# Directions for this task:
Find the number of lines below in which the word "title" appears, and write that number only.

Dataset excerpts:
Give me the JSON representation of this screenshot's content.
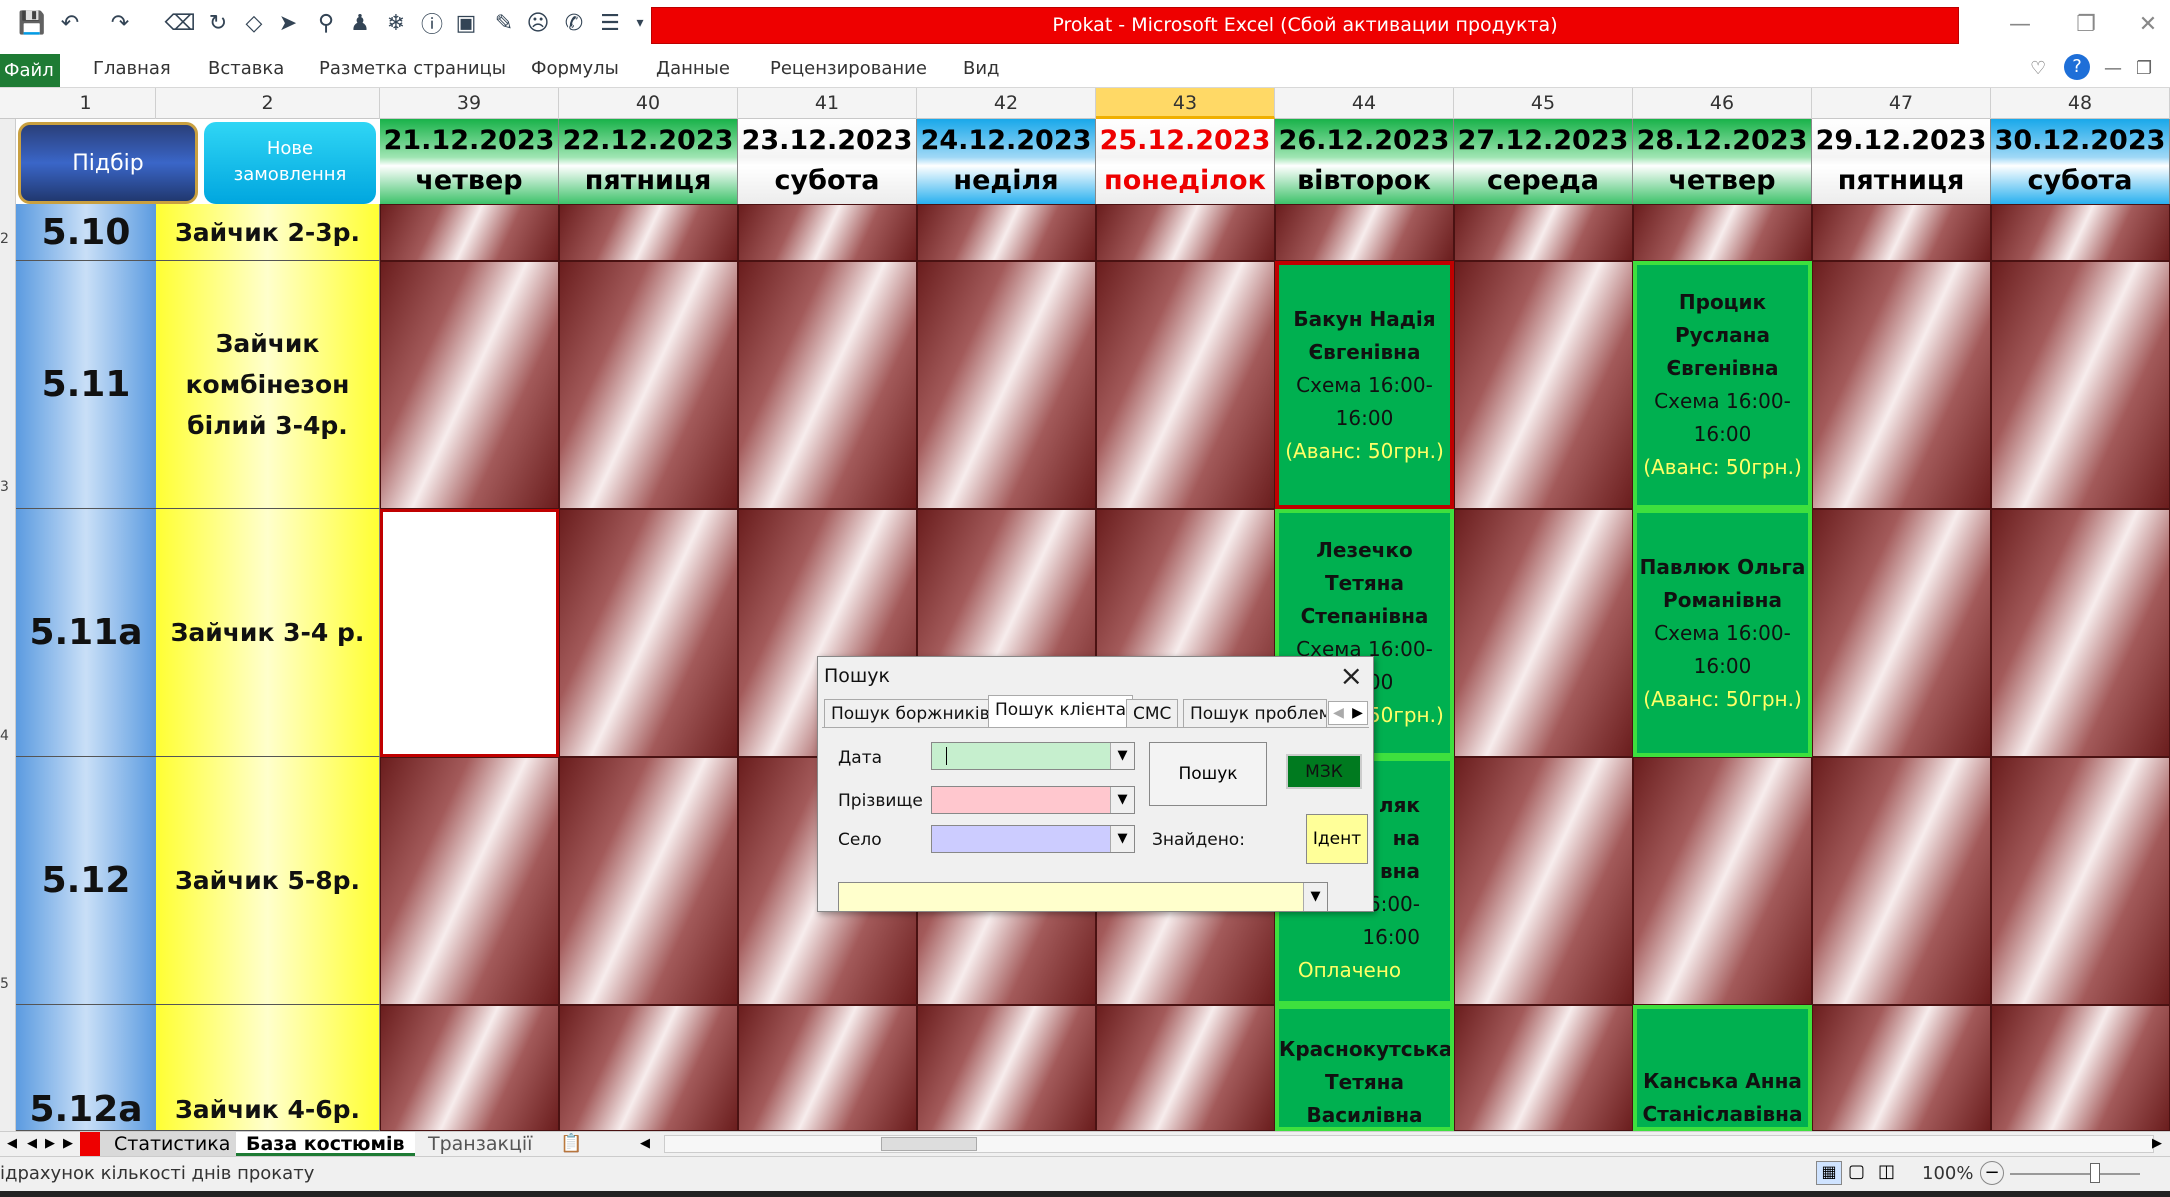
{
  "window": {
    "title": "Prokat  -  Microsoft Excel (Сбой активации продукта)"
  },
  "ribbon": {
    "file": "Файл",
    "tabs": [
      "Главная",
      "Вставка",
      "Разметка страницы",
      "Формулы",
      "Данные",
      "Рецензирование",
      "Вид"
    ]
  },
  "columns": [
    "1",
    "2",
    "39",
    "40",
    "41",
    "42",
    "43",
    "44",
    "45",
    "46",
    "47",
    "48"
  ],
  "rows": [
    "2",
    "3",
    "4",
    "5"
  ],
  "header_buttons": {
    "pick": "Підбір",
    "new_order": "Нове замовлення"
  },
  "dates": [
    {
      "date": "21.12.2023",
      "day": "четвер"
    },
    {
      "date": "22.12.2023",
      "day": "пятниця"
    },
    {
      "date": "23.12.2023",
      "day": "субота"
    },
    {
      "date": "24.12.2023",
      "day": "неділя"
    },
    {
      "date": "25.12.2023",
      "day": "понеділок"
    },
    {
      "date": "26.12.2023",
      "day": "вівторок"
    },
    {
      "date": "27.12.2023",
      "day": "середа"
    },
    {
      "date": "28.12.2023",
      "day": "четвер"
    },
    {
      "date": "29.12.2023",
      "day": "пятниця"
    },
    {
      "date": "30.12.2023",
      "day": "субота"
    }
  ],
  "costumes": [
    {
      "code": "5.10",
      "name": "Зайчик 2-3р."
    },
    {
      "code": "5.11",
      "name": "Зайчик комбінезон білий 3-4р."
    },
    {
      "code": "5.11а",
      "name": "Зайчик 3-4 р."
    },
    {
      "code": "5.12",
      "name": "Зайчик 5-8р."
    },
    {
      "code": "5.12а",
      "name": "Зайчик 4-6р."
    }
  ],
  "bookings": {
    "b1": {
      "name": "Бакун Надія Євгенівна",
      "scheme": "Схема 16:00-16:00",
      "note": "(Аванс: 50грн.)"
    },
    "b2": {
      "name": "Процик Руслана Євгенівна",
      "scheme": "Схема 16:00-16:00",
      "note": "(Аванс: 50грн.)"
    },
    "b3": {
      "name": "Лезечко Тетяна Степанівна",
      "scheme": "Схема 16:00-16:00",
      "note": "(Аванс: 50грн.)"
    },
    "b4": {
      "name": "Павлюк Ольга Романівна",
      "scheme": "Схема 16:00-16:00",
      "note": "(Аванс: 50грн.)"
    },
    "b5": {
      "l1": "ляк",
      "l2": "на",
      "l3": "вна",
      "l4": "16:00-",
      "l5": "16:00",
      "note": "Оплачено"
    },
    "b6": {
      "name": "Краснокутська Тетяна Василівна"
    },
    "b7": {
      "name": "Канська Анна Станіславівна"
    }
  },
  "dialog": {
    "title": "Пошук",
    "tabs": [
      "Пошук боржників",
      "Пошук клієнта",
      "СМС",
      "Пошук проблем"
    ],
    "labels": {
      "date": "Дата",
      "surname": "Прізвище",
      "village": "Село",
      "found": "Знайдено:"
    },
    "buttons": {
      "search": "Пошук",
      "mzk": "МЗК",
      "ident": "Ідент"
    },
    "colors": {
      "date": "#c6efce",
      "surname": "#ffc7ce",
      "village": "#ccccff",
      "result": "#ffffcc"
    }
  },
  "sheets": [
    "Статистика",
    "База костюмів",
    "Транзакції"
  ],
  "status": {
    "text": "ідрахунок кількості днів прокату",
    "zoom": "100%"
  }
}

# Correct result:
2